[Start of LISTED ENTRIES]

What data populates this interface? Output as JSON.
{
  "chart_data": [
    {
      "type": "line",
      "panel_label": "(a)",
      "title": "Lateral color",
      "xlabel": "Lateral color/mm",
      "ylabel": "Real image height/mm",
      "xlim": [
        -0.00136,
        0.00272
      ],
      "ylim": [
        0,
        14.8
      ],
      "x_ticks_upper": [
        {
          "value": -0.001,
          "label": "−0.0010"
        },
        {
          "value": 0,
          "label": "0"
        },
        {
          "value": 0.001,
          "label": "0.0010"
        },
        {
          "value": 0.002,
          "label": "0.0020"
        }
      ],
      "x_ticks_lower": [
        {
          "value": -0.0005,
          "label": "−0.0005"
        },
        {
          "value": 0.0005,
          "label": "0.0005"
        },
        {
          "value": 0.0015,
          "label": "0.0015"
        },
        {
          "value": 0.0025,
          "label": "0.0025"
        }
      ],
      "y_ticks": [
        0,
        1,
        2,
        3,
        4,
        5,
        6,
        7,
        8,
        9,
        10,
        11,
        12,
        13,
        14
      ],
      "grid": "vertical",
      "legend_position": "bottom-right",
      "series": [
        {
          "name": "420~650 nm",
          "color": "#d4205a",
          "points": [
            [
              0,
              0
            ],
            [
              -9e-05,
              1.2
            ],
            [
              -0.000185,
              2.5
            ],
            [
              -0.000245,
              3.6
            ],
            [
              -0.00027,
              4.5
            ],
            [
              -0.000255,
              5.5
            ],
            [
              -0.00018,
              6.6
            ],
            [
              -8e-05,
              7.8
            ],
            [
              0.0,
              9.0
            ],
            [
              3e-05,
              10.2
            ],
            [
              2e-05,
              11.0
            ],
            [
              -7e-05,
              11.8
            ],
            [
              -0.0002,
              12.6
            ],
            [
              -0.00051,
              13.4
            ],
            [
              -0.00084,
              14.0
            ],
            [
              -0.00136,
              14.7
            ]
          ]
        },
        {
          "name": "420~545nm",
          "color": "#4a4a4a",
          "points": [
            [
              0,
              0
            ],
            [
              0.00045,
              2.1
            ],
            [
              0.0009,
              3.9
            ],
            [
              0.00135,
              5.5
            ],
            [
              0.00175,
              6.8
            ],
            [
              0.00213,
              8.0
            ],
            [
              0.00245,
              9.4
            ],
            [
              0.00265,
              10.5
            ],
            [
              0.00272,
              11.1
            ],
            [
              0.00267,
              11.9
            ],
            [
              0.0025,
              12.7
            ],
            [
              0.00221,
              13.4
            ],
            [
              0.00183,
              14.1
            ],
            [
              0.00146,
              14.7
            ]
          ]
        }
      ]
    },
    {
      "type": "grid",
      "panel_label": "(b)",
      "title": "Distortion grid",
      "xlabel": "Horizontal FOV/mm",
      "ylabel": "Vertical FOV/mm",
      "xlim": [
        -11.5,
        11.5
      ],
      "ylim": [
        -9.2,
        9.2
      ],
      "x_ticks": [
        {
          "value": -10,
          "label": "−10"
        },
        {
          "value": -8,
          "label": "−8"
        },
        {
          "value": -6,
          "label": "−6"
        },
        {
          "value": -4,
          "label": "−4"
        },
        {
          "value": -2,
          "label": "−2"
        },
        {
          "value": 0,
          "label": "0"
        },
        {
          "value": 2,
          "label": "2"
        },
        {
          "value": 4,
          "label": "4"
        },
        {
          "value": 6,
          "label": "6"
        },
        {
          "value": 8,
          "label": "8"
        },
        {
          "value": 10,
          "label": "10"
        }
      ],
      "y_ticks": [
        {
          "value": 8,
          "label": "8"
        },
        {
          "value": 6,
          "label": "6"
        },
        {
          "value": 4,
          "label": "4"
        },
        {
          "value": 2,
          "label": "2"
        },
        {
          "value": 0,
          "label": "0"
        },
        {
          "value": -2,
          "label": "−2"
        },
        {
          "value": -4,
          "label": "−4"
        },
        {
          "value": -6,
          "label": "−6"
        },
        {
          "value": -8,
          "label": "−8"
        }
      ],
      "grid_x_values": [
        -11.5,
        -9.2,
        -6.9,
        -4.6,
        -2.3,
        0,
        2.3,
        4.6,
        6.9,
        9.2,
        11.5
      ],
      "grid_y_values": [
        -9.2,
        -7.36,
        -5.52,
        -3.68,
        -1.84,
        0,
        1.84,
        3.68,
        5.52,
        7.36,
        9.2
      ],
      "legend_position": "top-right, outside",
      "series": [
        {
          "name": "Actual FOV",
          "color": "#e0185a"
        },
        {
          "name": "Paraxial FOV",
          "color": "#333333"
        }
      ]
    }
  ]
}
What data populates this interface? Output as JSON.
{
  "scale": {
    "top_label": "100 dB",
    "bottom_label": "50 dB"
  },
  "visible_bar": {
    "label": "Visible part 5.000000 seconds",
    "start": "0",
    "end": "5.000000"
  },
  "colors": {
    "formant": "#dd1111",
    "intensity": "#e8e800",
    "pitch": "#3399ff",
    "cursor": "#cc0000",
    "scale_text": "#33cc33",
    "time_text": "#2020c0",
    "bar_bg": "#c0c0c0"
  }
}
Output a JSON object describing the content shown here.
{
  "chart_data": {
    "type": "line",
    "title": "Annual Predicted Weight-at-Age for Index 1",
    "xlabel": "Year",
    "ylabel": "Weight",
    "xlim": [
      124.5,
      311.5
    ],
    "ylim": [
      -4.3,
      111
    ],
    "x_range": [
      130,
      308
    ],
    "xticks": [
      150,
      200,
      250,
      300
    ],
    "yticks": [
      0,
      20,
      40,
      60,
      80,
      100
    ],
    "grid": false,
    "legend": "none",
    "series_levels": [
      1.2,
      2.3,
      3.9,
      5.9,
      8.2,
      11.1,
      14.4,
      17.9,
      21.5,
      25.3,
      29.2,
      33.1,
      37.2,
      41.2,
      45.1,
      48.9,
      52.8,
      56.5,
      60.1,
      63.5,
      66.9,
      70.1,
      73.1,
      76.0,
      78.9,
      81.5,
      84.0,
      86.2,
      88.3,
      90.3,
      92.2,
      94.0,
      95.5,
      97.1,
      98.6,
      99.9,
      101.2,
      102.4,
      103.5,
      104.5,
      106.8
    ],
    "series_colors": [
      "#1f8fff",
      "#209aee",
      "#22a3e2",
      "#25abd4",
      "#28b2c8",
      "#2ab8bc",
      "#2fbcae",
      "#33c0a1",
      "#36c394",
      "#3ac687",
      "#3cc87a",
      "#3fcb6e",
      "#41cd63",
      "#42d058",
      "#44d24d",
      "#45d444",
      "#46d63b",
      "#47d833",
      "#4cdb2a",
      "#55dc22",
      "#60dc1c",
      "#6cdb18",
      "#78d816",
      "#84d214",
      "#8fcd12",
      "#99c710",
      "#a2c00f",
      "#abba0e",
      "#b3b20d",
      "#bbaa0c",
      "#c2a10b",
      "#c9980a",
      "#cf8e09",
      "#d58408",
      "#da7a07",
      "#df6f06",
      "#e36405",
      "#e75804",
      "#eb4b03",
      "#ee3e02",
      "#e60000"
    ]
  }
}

[End of LISTED ENTRIES]

## INSTRUCTION
Repeat the records above exactly as they appear.

## RESPONSE TO THE EXERCISE
What data populates this interface? Output as JSON.
{
  "chart_data": [
    {
      "type": "line",
      "panel_label": "(a)",
      "title": "Lateral color",
      "xlabel": "Lateral color/mm",
      "ylabel": "Real image height/mm",
      "xlim": [
        -0.00136,
        0.00272
      ],
      "ylim": [
        0,
        14.8
      ],
      "x_ticks_upper": [
        {
          "value": -0.001,
          "label": "−0.0010"
        },
        {
          "value": 0,
          "label": "0"
        },
        {
          "value": 0.001,
          "label": "0.0010"
        },
        {
          "value": 0.002,
          "label": "0.0020"
        }
      ],
      "x_ticks_lower": [
        {
          "value": -0.0005,
          "label": "−0.0005"
        },
        {
          "value": 0.0005,
          "label": "0.0005"
        },
        {
          "value": 0.0015,
          "label": "0.0015"
        },
        {
          "value": 0.0025,
          "label": "0.0025"
        }
      ],
      "y_ticks": [
        0,
        1,
        2,
        3,
        4,
        5,
        6,
        7,
        8,
        9,
        10,
        11,
        12,
        13,
        14
      ],
      "grid": "vertical",
      "legend_position": "bottom-right",
      "series": [
        {
          "name": "420~650 nm",
          "color": "#d4205a",
          "points": [
            [
              0,
              0
            ],
            [
              -9e-05,
              1.2
            ],
            [
              -0.000185,
              2.5
            ],
            [
              -0.000245,
              3.6
            ],
            [
              -0.00027,
              4.5
            ],
            [
              -0.000255,
              5.5
            ],
            [
              -0.00018,
              6.6
            ],
            [
              -8e-05,
              7.8
            ],
            [
              0.0,
              9.0
            ],
            [
              3e-05,
              10.2
            ],
            [
              2e-05,
              11.0
            ],
            [
              -7e-05,
              11.8
            ],
            [
              -0.0002,
              12.6
            ],
            [
              -0.00051,
              13.4
            ],
            [
              -0.00084,
              14.0
            ],
            [
              -0.00136,
              14.7
            ]
          ]
        },
        {
          "name": "420~545nm",
          "color": "#4a4a4a",
          "points": [
            [
              0,
              0
            ],
            [
              0.00045,
              2.1
            ],
            [
              0.0009,
              3.9
            ],
            [
              0.00135,
              5.5
            ],
            [
              0.00175,
              6.8
            ],
            [
              0.00213,
              8.0
            ],
            [
              0.00245,
              9.4
            ],
            [
              0.00265,
              10.5
            ],
            [
              0.00272,
              11.1
            ],
            [
              0.00267,
              11.9
            ],
            [
              0.0025,
              12.7
            ],
            [
              0.00221,
              13.4
            ],
            [
              0.00183,
              14.1
            ],
            [
              0.00146,
              14.7
            ]
          ]
        }
      ]
    },
    {
      "type": "grid",
      "panel_label": "(b)",
      "title": "Distortion grid",
      "xlabel": "Horizontal FOV/mm",
      "ylabel": "Vertical FOV/mm",
      "xlim": [
        -11.5,
        11.5
      ],
      "ylim": [
        -9.2,
        9.2
      ],
      "x_ticks": [
        {
          "value": -10,
          "label": "−10"
        },
        {
          "value": -8,
          "label": "−8"
        },
        {
          "value": -6,
          "label": "−6"
        },
        {
          "value": -4,
          "label": "−4"
        },
        {
          "value": -2,
          "label": "−2"
        },
        {
          "value": 0,
          "label": "0"
        },
        {
          "value": 2,
          "label": "2"
        },
        {
          "value": 4,
          "label": "4"
        },
        {
          "value": 6,
          "label": "6"
        },
        {
          "value": 8,
          "label": "8"
        },
        {
          "value": 10,
          "label": "10"
        }
      ],
      "y_ticks": [
        {
          "value": 8,
          "label": "8"
        },
        {
          "value": 6,
          "label": "6"
        },
        {
          "value": 4,
          "label": "4"
        },
        {
          "value": 2,
          "label": "2"
        },
        {
          "value": 0,
          "label": "0"
        },
        {
          "value": -2,
          "label": "−2"
        },
        {
          "value": -4,
          "label": "−4"
        },
        {
          "value": -6,
          "label": "−6"
        },
        {
          "value": -8,
          "label": "−8"
        }
      ],
      "grid_x_values": [
        -11.5,
        -9.2,
        -6.9,
        -4.6,
        -2.3,
        0,
        2.3,
        4.6,
        6.9,
        9.2,
        11.5
      ],
      "grid_y_values": [
        -9.2,
        -7.36,
        -5.52,
        -3.68,
        -1.84,
        0,
        1.84,
        3.68,
        5.52,
        7.36,
        9.2
      ],
      "legend_position": "top-right, outside",
      "series": [
        {
          "name": "Actual FOV",
          "color": "#e0185a"
        },
        {
          "name": "Paraxial FOV",
          "color": "#333333"
        }
      ]
    }
  ]
}
What data populates this interface? Output as JSON.
{
  "scale": {
    "top_label": "100 dB",
    "bottom_label": "50 dB"
  },
  "visible_bar": {
    "label": "Visible part 5.000000 seconds",
    "start": "0",
    "end": "5.000000"
  },
  "colors": {
    "formant": "#dd1111",
    "intensity": "#e8e800",
    "pitch": "#3399ff",
    "cursor": "#cc0000",
    "scale_text": "#33cc33",
    "time_text": "#2020c0",
    "bar_bg": "#c0c0c0"
  }
}
Output a JSON object describing the content shown here.
{
  "chart_data": {
    "type": "line",
    "title": "Annual Predicted Weight-at-Age for Index 1",
    "xlabel": "Year",
    "ylabel": "Weight",
    "xlim": [
      124.5,
      311.5
    ],
    "ylim": [
      -4.3,
      111
    ],
    "x_range": [
      130,
      308
    ],
    "xticks": [
      150,
      200,
      250,
      300
    ],
    "yticks": [
      0,
      20,
      40,
      60,
      80,
      100
    ],
    "grid": false,
    "legend": "none",
    "series_levels": [
      1.2,
      2.3,
      3.9,
      5.9,
      8.2,
      11.1,
      14.4,
      17.9,
      21.5,
      25.3,
      29.2,
      33.1,
      37.2,
      41.2,
      45.1,
      48.9,
      52.8,
      56.5,
      60.1,
      63.5,
      66.9,
      70.1,
      73.1,
      76.0,
      78.9,
      81.5,
      84.0,
      86.2,
      88.3,
      90.3,
      92.2,
      94.0,
      95.5,
      97.1,
      98.6,
      99.9,
      101.2,
      102.4,
      103.5,
      104.5,
      106.8
    ],
    "series_colors": [
      "#1f8fff",
      "#209aee",
      "#22a3e2",
      "#25abd4",
      "#28b2c8",
      "#2ab8bc",
      "#2fbcae",
      "#33c0a1",
      "#36c394",
      "#3ac687",
      "#3cc87a",
      "#3fcb6e",
      "#41cd63",
      "#42d058",
      "#44d24d",
      "#45d444",
      "#46d63b",
      "#47d833",
      "#4cdb2a",
      "#55dc22",
      "#60dc1c",
      "#6cdb18",
      "#78d816",
      "#84d214",
      "#8fcd12",
      "#99c710",
      "#a2c00f",
      "#abba0e",
      "#b3b20d",
      "#bbaa0c",
      "#c2a10b",
      "#c9980a",
      "#cf8e09",
      "#d58408",
      "#da7a07",
      "#df6f06",
      "#e36405",
      "#e75804",
      "#eb4b03",
      "#ee3e02",
      "#e60000"
    ]
  }
}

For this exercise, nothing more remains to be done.